=== MATERIAL TO PROCESS ===
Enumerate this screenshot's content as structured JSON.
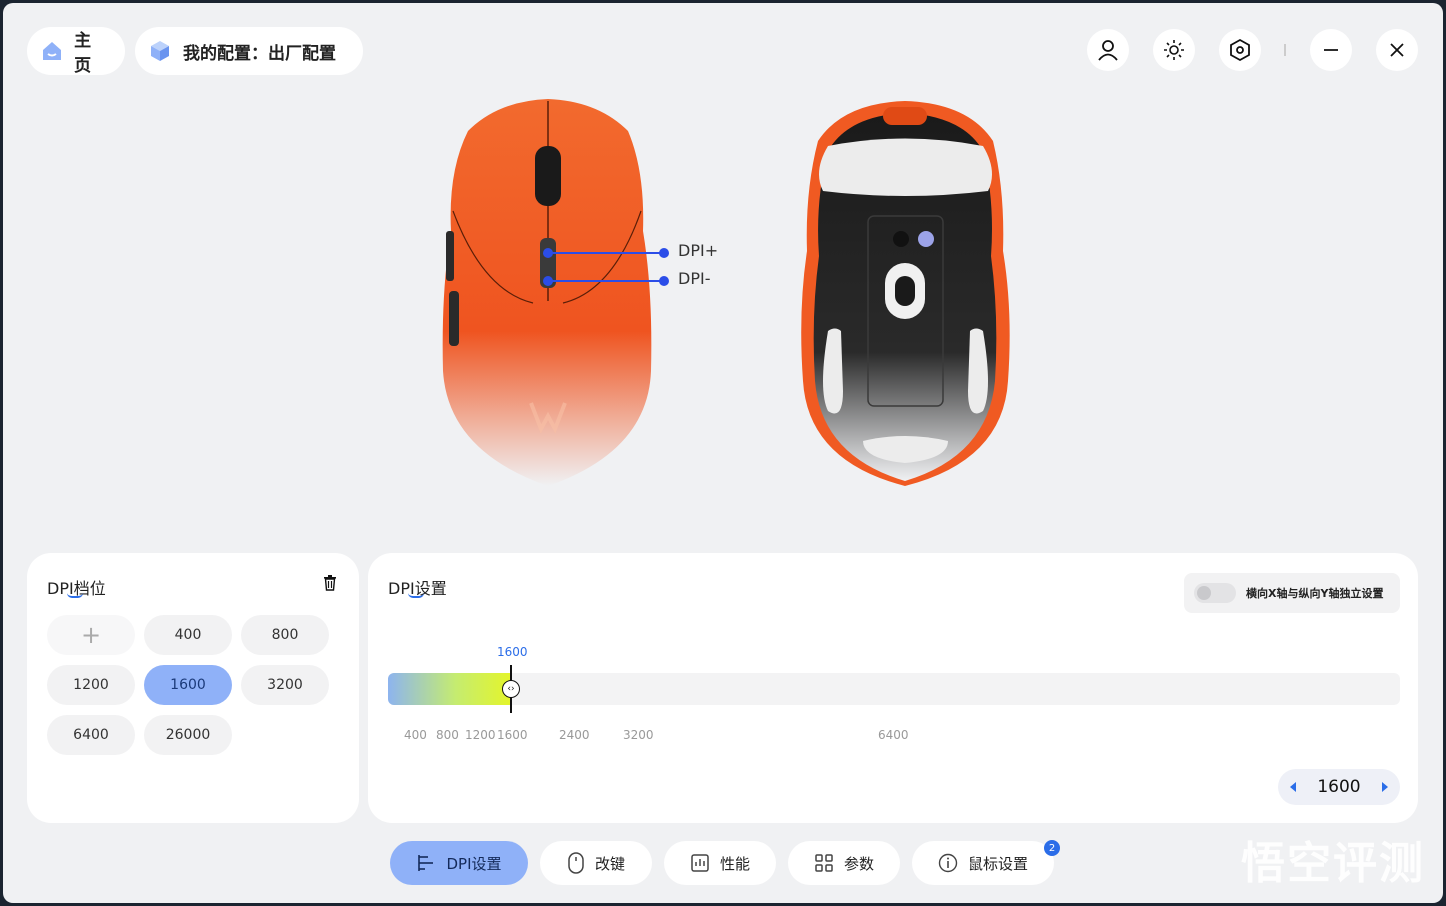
{
  "header": {
    "home_label": "主页",
    "config_label": "我的配置：出厂配置",
    "icons": [
      "user-icon",
      "brightness-icon",
      "settings-hex-icon",
      "minimize-icon",
      "close-icon"
    ]
  },
  "mouse": {
    "dpi_plus_label": "DPI+",
    "dpi_minus_label": "DPI-",
    "color": "#f05a22"
  },
  "dpi_levels": {
    "title": "DPI档位",
    "add_symbol": "+",
    "chips": [
      "400",
      "800",
      "1200",
      "1600",
      "3200",
      "6400",
      "26000"
    ],
    "active": "1600"
  },
  "dpi_settings": {
    "title": "DPI设置",
    "toggle_label": "横向X轴与纵向Y轴独立设置",
    "toggle_on": false,
    "slider_value_label": "1600",
    "slider_value": 1600,
    "slider_max": 26000,
    "ticks": [
      "400",
      "800",
      "1200",
      "1600",
      "2400",
      "3200",
      "6400"
    ],
    "stepper_value": "1600"
  },
  "tabs": [
    {
      "label": "DPI设置",
      "icon": "dpi-icon",
      "active": true
    },
    {
      "label": "改键",
      "icon": "mouse-icon",
      "active": false
    },
    {
      "label": "性能",
      "icon": "performance-icon",
      "active": false
    },
    {
      "label": "参数",
      "icon": "grid-icon",
      "active": false
    },
    {
      "label": "鼠标设置",
      "icon": "info-icon",
      "active": false
    }
  ],
  "badge_count": "2",
  "watermark": "悟空评测",
  "colors": {
    "accent": "#2b6de8",
    "active_chip": "#8fb1f8"
  }
}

=== TASK TO COMPLETE ===
Output all the records, word for word, with no pictures in the copy.

=== THE COMPLETED TASK ===
Enumerate this screenshot's content as structured JSON.
{
  "header": {
    "home_label": "主页",
    "config_label": "我的配置：出厂配置",
    "icons": [
      "user-icon",
      "brightness-icon",
      "settings-hex-icon",
      "minimize-icon",
      "close-icon"
    ]
  },
  "mouse": {
    "dpi_plus_label": "DPI+",
    "dpi_minus_label": "DPI-",
    "color": "#f05a22"
  },
  "dpi_levels": {
    "title": "DPI档位",
    "add_symbol": "+",
    "chips": [
      "400",
      "800",
      "1200",
      "1600",
      "3200",
      "6400",
      "26000"
    ],
    "active": "1600"
  },
  "dpi_settings": {
    "title": "DPI设置",
    "toggle_label": "横向X轴与纵向Y轴独立设置",
    "toggle_on": false,
    "slider_value_label": "1600",
    "slider_value": 1600,
    "slider_max": 26000,
    "ticks": [
      "400",
      "800",
      "1200",
      "1600",
      "2400",
      "3200",
      "6400"
    ],
    "stepper_value": "1600"
  },
  "tabs": [
    {
      "label": "DPI设置",
      "icon": "dpi-icon",
      "active": true
    },
    {
      "label": "改键",
      "icon": "mouse-icon",
      "active": false
    },
    {
      "label": "性能",
      "icon": "performance-icon",
      "active": false
    },
    {
      "label": "参数",
      "icon": "grid-icon",
      "active": false
    },
    {
      "label": "鼠标设置",
      "icon": "info-icon",
      "active": false
    }
  ],
  "badge_count": "2",
  "watermark": "悟空评测",
  "colors": {
    "accent": "#2b6de8",
    "active_chip": "#8fb1f8"
  }
}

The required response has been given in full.